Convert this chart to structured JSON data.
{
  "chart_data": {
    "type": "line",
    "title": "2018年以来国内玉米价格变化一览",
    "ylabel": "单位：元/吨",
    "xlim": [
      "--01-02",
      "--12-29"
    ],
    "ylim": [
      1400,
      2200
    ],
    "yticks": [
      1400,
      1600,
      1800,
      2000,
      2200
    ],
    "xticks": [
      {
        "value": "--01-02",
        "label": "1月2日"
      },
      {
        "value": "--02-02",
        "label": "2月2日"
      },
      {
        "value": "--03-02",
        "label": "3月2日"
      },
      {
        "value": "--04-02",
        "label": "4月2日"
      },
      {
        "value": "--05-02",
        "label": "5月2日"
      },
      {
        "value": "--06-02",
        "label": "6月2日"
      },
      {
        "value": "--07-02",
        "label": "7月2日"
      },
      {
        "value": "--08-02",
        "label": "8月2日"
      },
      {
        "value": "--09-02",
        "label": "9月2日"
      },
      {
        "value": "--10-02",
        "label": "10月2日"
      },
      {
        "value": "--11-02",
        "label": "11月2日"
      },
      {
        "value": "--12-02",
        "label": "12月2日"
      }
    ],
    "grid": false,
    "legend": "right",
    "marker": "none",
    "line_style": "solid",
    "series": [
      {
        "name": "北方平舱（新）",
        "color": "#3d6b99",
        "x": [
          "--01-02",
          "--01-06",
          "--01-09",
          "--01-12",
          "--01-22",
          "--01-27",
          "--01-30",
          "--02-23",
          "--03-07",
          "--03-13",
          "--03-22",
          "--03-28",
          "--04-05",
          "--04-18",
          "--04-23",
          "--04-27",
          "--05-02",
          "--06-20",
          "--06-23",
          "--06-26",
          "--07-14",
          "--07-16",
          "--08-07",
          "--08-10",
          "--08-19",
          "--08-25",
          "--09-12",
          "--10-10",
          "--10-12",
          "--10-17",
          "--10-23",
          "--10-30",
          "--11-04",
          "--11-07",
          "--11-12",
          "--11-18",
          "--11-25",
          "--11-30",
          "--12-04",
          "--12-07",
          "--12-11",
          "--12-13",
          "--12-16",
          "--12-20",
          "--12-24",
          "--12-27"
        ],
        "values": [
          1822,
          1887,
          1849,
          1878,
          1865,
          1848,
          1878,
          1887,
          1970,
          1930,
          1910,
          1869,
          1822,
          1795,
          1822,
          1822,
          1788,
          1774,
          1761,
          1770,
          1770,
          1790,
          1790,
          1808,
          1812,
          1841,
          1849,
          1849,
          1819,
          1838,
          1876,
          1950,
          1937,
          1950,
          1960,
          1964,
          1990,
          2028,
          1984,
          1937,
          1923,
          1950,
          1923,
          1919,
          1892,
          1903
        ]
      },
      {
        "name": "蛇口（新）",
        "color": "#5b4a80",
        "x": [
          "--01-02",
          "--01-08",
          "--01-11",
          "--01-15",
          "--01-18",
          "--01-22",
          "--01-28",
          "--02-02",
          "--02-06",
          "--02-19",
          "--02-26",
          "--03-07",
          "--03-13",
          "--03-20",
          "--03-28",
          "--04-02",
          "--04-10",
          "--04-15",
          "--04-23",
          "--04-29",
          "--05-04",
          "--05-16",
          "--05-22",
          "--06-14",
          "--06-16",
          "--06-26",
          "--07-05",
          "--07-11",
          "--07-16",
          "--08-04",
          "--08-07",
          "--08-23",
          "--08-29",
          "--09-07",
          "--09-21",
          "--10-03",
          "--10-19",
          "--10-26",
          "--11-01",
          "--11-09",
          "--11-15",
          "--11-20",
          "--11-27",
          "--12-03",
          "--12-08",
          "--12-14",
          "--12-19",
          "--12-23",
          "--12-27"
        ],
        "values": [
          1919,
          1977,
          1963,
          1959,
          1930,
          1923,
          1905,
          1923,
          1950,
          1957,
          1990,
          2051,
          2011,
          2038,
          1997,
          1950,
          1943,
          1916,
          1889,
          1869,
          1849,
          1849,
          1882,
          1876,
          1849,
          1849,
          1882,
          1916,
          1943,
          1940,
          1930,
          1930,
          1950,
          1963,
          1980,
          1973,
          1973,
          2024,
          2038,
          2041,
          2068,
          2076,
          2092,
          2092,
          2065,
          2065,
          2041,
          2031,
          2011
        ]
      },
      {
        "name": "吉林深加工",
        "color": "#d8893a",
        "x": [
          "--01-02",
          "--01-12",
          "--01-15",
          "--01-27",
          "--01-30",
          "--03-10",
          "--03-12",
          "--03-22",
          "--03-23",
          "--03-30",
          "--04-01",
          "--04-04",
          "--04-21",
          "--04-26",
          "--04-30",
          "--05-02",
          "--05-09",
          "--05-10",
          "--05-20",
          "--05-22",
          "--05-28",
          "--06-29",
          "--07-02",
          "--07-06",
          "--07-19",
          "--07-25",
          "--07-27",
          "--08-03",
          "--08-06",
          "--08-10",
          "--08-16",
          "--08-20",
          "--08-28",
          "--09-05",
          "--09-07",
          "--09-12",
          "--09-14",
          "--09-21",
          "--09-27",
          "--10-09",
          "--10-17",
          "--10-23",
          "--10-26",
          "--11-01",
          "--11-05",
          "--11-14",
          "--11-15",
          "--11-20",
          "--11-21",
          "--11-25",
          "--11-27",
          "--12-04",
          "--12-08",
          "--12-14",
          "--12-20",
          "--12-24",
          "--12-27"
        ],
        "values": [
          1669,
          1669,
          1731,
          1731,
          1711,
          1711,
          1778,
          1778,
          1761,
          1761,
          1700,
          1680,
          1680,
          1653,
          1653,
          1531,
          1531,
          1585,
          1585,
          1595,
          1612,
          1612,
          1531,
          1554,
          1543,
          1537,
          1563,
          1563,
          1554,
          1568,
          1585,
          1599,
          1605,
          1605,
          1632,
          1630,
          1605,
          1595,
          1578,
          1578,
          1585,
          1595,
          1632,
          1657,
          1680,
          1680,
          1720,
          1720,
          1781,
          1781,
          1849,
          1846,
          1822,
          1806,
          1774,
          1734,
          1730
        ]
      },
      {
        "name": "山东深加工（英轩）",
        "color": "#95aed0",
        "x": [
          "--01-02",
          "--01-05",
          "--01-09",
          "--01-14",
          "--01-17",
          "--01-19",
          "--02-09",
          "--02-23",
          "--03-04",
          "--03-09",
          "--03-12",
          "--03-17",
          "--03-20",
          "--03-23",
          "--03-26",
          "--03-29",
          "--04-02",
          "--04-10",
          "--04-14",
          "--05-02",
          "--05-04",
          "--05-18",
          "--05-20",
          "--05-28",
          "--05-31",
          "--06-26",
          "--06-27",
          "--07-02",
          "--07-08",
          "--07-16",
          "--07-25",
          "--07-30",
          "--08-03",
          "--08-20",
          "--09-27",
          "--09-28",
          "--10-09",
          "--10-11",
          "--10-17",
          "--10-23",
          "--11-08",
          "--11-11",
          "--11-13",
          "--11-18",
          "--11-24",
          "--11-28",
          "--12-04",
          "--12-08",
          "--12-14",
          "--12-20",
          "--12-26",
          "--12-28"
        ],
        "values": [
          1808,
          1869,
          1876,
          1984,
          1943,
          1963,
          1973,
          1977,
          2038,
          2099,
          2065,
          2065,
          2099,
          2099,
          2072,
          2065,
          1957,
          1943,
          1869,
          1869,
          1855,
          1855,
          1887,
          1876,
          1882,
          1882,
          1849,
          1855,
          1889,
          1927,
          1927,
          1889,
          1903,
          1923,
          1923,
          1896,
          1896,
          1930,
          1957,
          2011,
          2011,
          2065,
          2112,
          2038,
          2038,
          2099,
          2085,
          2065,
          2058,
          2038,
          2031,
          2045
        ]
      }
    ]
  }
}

◆ **The problem**:
Collect each line containing the string "color".

◆ **Answer for the task**:
        "color": "#3d6b99",
        "color": "#5b4a80",
        "color": "#d8893a",
        "color": "#95aed0",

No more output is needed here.